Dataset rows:
** Begin **

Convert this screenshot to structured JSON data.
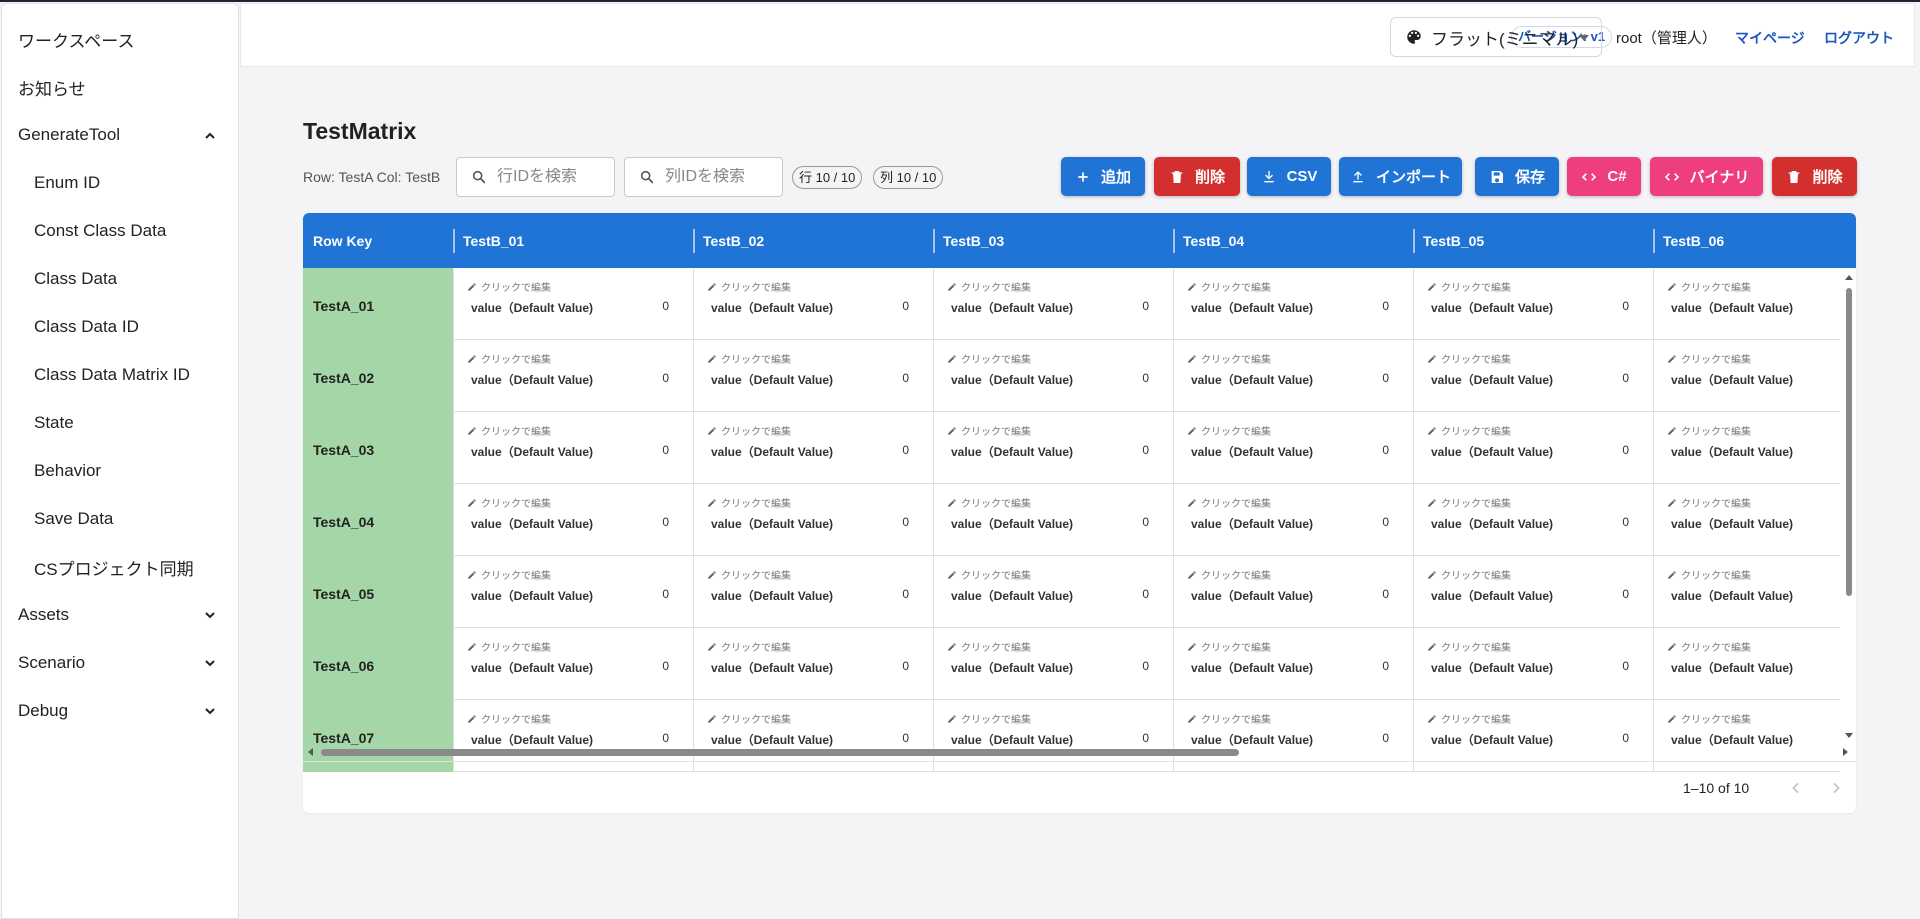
{
  "sidebar": {
    "items": [
      {
        "label": "ワークスペース",
        "level": "top"
      },
      {
        "label": "お知らせ",
        "level": "top"
      },
      {
        "label": "GenerateTool",
        "level": "top",
        "chevron": "up"
      },
      {
        "label": "Enum ID",
        "level": "sub"
      },
      {
        "label": "Const Class Data",
        "level": "sub"
      },
      {
        "label": "Class Data",
        "level": "sub"
      },
      {
        "label": "Class Data ID",
        "level": "sub"
      },
      {
        "label": "Class Data Matrix ID",
        "level": "sub"
      },
      {
        "label": "State",
        "level": "sub"
      },
      {
        "label": "Behavior",
        "level": "sub"
      },
      {
        "label": "Save Data",
        "level": "sub"
      },
      {
        "label": "CSプロジェクト同期",
        "level": "sub"
      },
      {
        "label": "Assets",
        "level": "top",
        "chevron": "down"
      },
      {
        "label": "Scenario",
        "level": "top",
        "chevron": "down"
      },
      {
        "label": "Debug",
        "level": "top",
        "chevron": "down"
      }
    ]
  },
  "header": {
    "version_badge": "バージョン: v1",
    "theme_select": {
      "value": "フラット(ミニマル)",
      "icon": "palette-icon"
    },
    "user": "root（管理人）",
    "mypage_link": "マイページ",
    "logout_link": "ログアウト"
  },
  "page": {
    "title": "TestMatrix",
    "rowcol_label": "Row: TestA  Col: TestB",
    "row_search_placeholder": "行IDを検索",
    "col_search_placeholder": "列IDを検索",
    "row_count": "行 10 / 10",
    "col_count": "列 10 / 10"
  },
  "toolbar": {
    "buttons": [
      {
        "label": "追加",
        "icon": "plus-icon",
        "color": "#1f74d6"
      },
      {
        "label": "削除",
        "icon": "trash-icon",
        "color": "#d32f2f"
      },
      {
        "label": "CSV",
        "icon": "download-icon",
        "color": "#1f74d6"
      },
      {
        "label": "インポート",
        "icon": "upload-icon",
        "color": "#1f74d6"
      },
      {
        "label": "保存",
        "icon": "save-icon",
        "color": "#1f74d6"
      },
      {
        "label": "C#",
        "icon": "code-icon",
        "color": "#ef3e7e"
      },
      {
        "label": "バイナリ",
        "icon": "code-icon",
        "color": "#ef3e7e"
      },
      {
        "label": "削除",
        "icon": "trash-icon",
        "color": "#d32f2f"
      }
    ]
  },
  "table": {
    "header_color": "#1f74d6",
    "rowkey_color": "#a5d6a7",
    "columns": [
      "Row Key",
      "TestB_01",
      "TestB_02",
      "TestB_03",
      "TestB_04",
      "TestB_05",
      "TestB_06"
    ],
    "cell_hint": "クリックで編集",
    "cell_label": "value（Default Value)",
    "rows": [
      {
        "key": "TestA_01",
        "values": [
          "0",
          "0",
          "0",
          "0",
          "0",
          "0"
        ]
      },
      {
        "key": "TestA_02",
        "values": [
          "0",
          "0",
          "0",
          "0",
          "0",
          "0"
        ]
      },
      {
        "key": "TestA_03",
        "values": [
          "0",
          "0",
          "0",
          "0",
          "0",
          "0"
        ]
      },
      {
        "key": "TestA_04",
        "values": [
          "0",
          "0",
          "0",
          "0",
          "0",
          "0"
        ]
      },
      {
        "key": "TestA_05",
        "values": [
          "0",
          "0",
          "0",
          "0",
          "0",
          "0"
        ]
      },
      {
        "key": "TestA_06",
        "values": [
          "0",
          "0",
          "0",
          "0",
          "0",
          "0"
        ]
      },
      {
        "key": "TestA_07",
        "values": [
          "0",
          "0",
          "0",
          "0",
          "0",
          "0"
        ]
      }
    ],
    "pagination": "1–10 of 10"
  }
}
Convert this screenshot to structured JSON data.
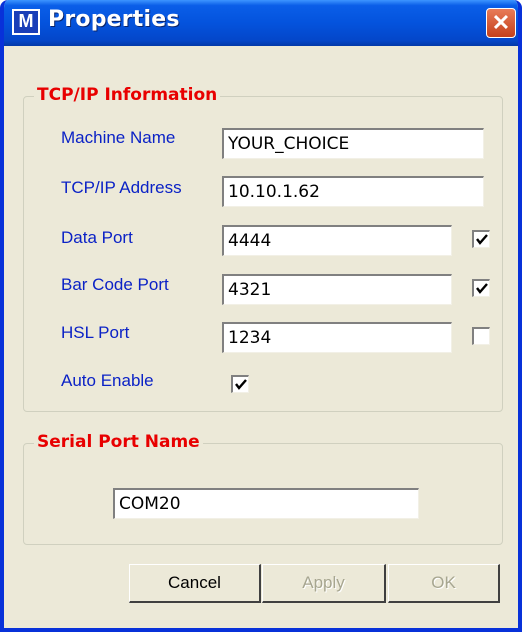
{
  "window": {
    "title": "Properties",
    "app_icon_glyph": "M",
    "close_glyph": "✕"
  },
  "tcpip": {
    "legend": "TCP/IP Information",
    "machine_name": {
      "label": "Machine Name",
      "value": "YOUR_CHOICE"
    },
    "tcpip_address": {
      "label": "TCP/IP Address",
      "value": "10.10.1.62"
    },
    "data_port": {
      "label": "Data Port",
      "value": "4444",
      "checked": true
    },
    "bar_code_port": {
      "label": "Bar Code Port",
      "value": "4321",
      "checked": true
    },
    "hsl_port": {
      "label": "HSL Port",
      "value": "1234",
      "checked": false
    },
    "auto_enable": {
      "label": "Auto Enable",
      "checked": true
    }
  },
  "serial": {
    "legend": "Serial Port Name",
    "value": "COM20"
  },
  "buttons": {
    "cancel": "Cancel",
    "apply": "Apply",
    "ok": "OK"
  },
  "colors": {
    "title_bar": "#0453DD",
    "legend_red": "#E80000",
    "label_blue": "#0B22C6",
    "face": "#ECE9D8"
  }
}
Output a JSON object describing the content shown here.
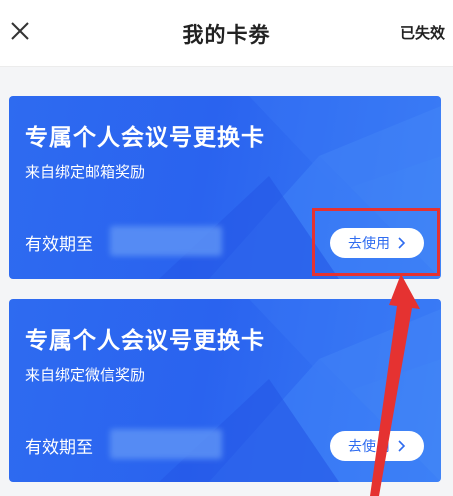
{
  "header": {
    "title": "我的卡劵",
    "expired_label": "已失效"
  },
  "cards": [
    {
      "title": "专属个人会议号更换卡",
      "source": "来自绑定邮箱奖励",
      "validity_label": "有效期至",
      "use_label": "去使用"
    },
    {
      "title": "专属个人会议号更换卡",
      "source": "来自绑定微信奖励",
      "validity_label": "有效期至",
      "use_label": "去使用"
    }
  ],
  "colors": {
    "card_blue": "#2e6bf0",
    "annotation_red": "#e53231"
  },
  "icons": {
    "close": "close-icon",
    "chevron": "chevron-right-icon"
  }
}
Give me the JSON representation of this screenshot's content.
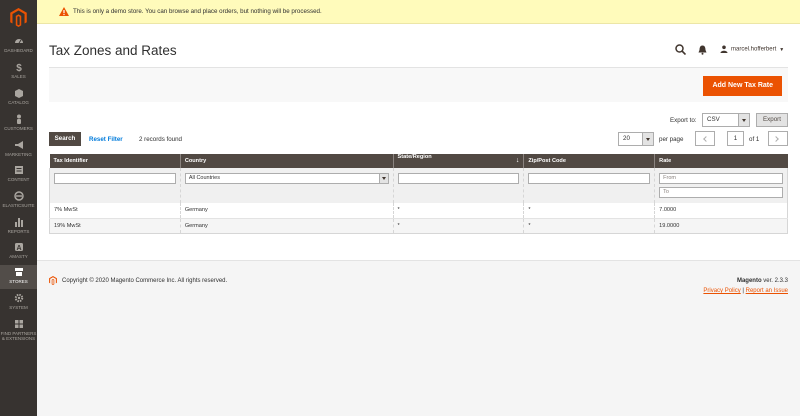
{
  "sidebar": {
    "items": [
      {
        "label": "DASHBOARD",
        "icon": "dashboard-icon"
      },
      {
        "label": "SALES",
        "icon": "dollar-icon"
      },
      {
        "label": "CATALOG",
        "icon": "box-icon"
      },
      {
        "label": "CUSTOMERS",
        "icon": "person-icon"
      },
      {
        "label": "MARKETING",
        "icon": "megaphone-icon"
      },
      {
        "label": "CONTENT",
        "icon": "content-icon"
      },
      {
        "label": "ELASTICSUITE",
        "icon": "elasticsuite-icon"
      },
      {
        "label": "REPORTS",
        "icon": "bar-chart-icon"
      },
      {
        "label": "AMASTY",
        "icon": "amasty-icon"
      },
      {
        "label": "STORES",
        "icon": "store-icon"
      },
      {
        "label": "SYSTEM",
        "icon": "gear-icon"
      },
      {
        "label": "FIND PARTNERS & EXTENSIONS",
        "icon": "partners-icon"
      }
    ]
  },
  "notice": {
    "text": "This is only a demo store. You can browse and place orders, but nothing will be processed."
  },
  "header": {
    "title": "Tax Zones and Rates",
    "user": "marcel.hofferbert"
  },
  "actions": {
    "add_new": "Add New Tax Rate"
  },
  "toolbar": {
    "export_label": "Export to:",
    "export_format": "CSV",
    "export_button": "Export",
    "search_button": "Search",
    "reset_filter": "Reset Filter",
    "records_found": "2 records found",
    "page_size": "20",
    "per_page": "per page",
    "current_page": "1",
    "of_pages": "of 1"
  },
  "grid": {
    "columns": [
      "Tax Identifier",
      "Country",
      "State/Region",
      "Zip/Post Code",
      "Rate"
    ],
    "filters": {
      "country": "All Countries",
      "rate_from": "From",
      "rate_to": "To"
    },
    "rows": [
      {
        "identifier": "7% MwSt",
        "country": "Germany",
        "region": "*",
        "zip": "*",
        "rate": "7.0000"
      },
      {
        "identifier": "19% MwSt",
        "country": "Germany",
        "region": "*",
        "zip": "*",
        "rate": "19.0000"
      }
    ]
  },
  "footer": {
    "copyright": "Copyright © 2020 Magento Commerce Inc. All rights reserved.",
    "brand": "Magento",
    "version": " ver. 2.3.3",
    "privacy": "Privacy Policy",
    "separator": " | ",
    "report": "Report an Issue"
  },
  "colors": {
    "accent": "#eb5202",
    "sidebar": "#373330",
    "grid_header": "#514943",
    "link": "#007bdb",
    "notice_bg": "#fffbbb"
  }
}
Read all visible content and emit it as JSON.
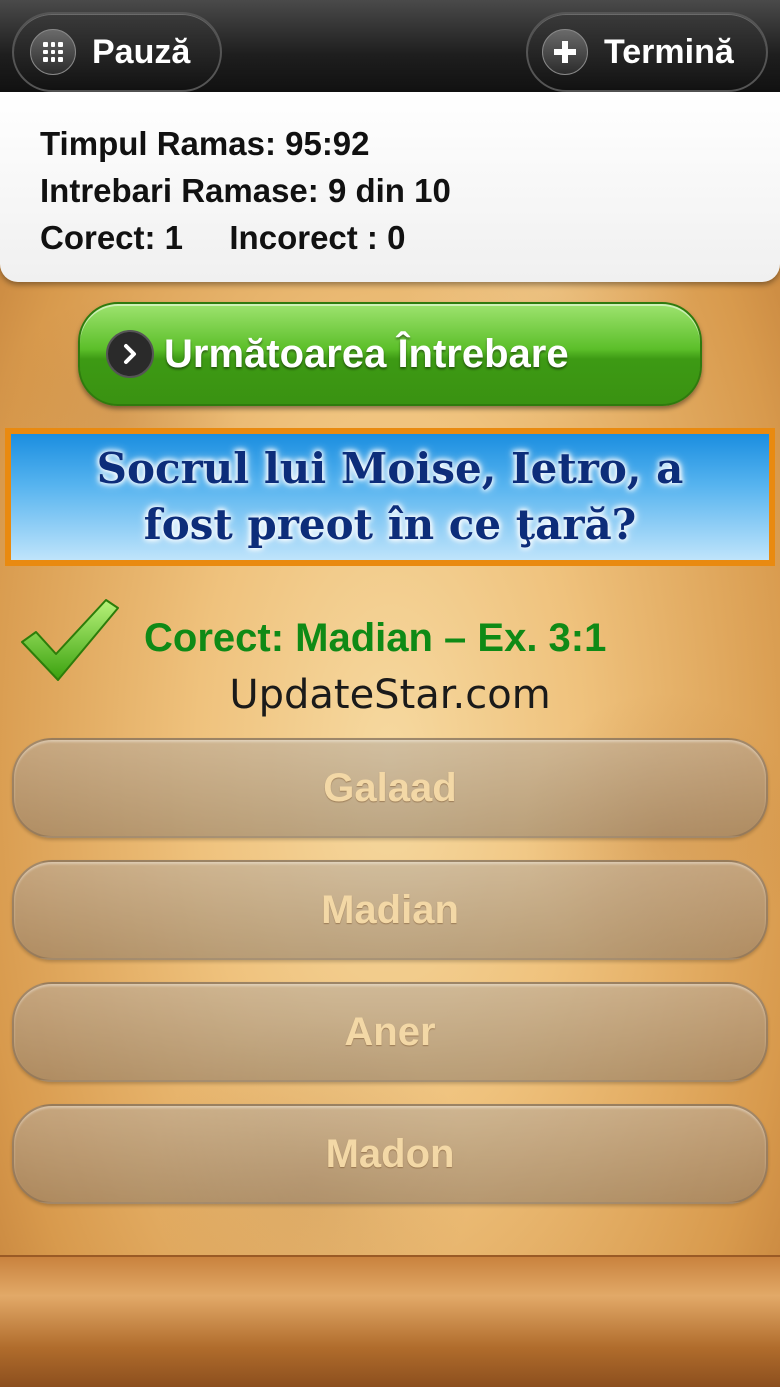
{
  "topbar": {
    "pause_label": "Pauză",
    "finish_label": "Termină",
    "pause_icon": "grid-icon",
    "finish_icon": "plus-icon"
  },
  "stats": {
    "time_remaining": "Timpul Ramas: 95:92",
    "questions_remaining": "Intrebari Ramase: 9 din 10",
    "correct": "Corect: 1",
    "incorrect": "Incorect : 0"
  },
  "next_button": {
    "label": "Următoarea Întrebare",
    "icon": "chevron-right-icon"
  },
  "question": {
    "text": "Socrul lui Moise, Ietro, a fost preot în ce ţară?"
  },
  "feedback": {
    "text": "Corect: Madian – Ex. 3:1",
    "icon": "checkmark-icon",
    "color": "#0f8a16"
  },
  "watermark": "UpdateStar.com",
  "answers": [
    {
      "label": "Galaad"
    },
    {
      "label": "Madian"
    },
    {
      "label": "Aner"
    },
    {
      "label": "Madon"
    }
  ],
  "colors": {
    "question_border": "#e98a10",
    "question_text": "#0d2d7a",
    "next_button": "#5cbf2a"
  }
}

** End **

WHAT YOU SHOULD DO - Copy out each line of the records where the string "plus" appears.

REPLY -
        "icon": "plus-icon",
    "finish_icon": "plus-icon"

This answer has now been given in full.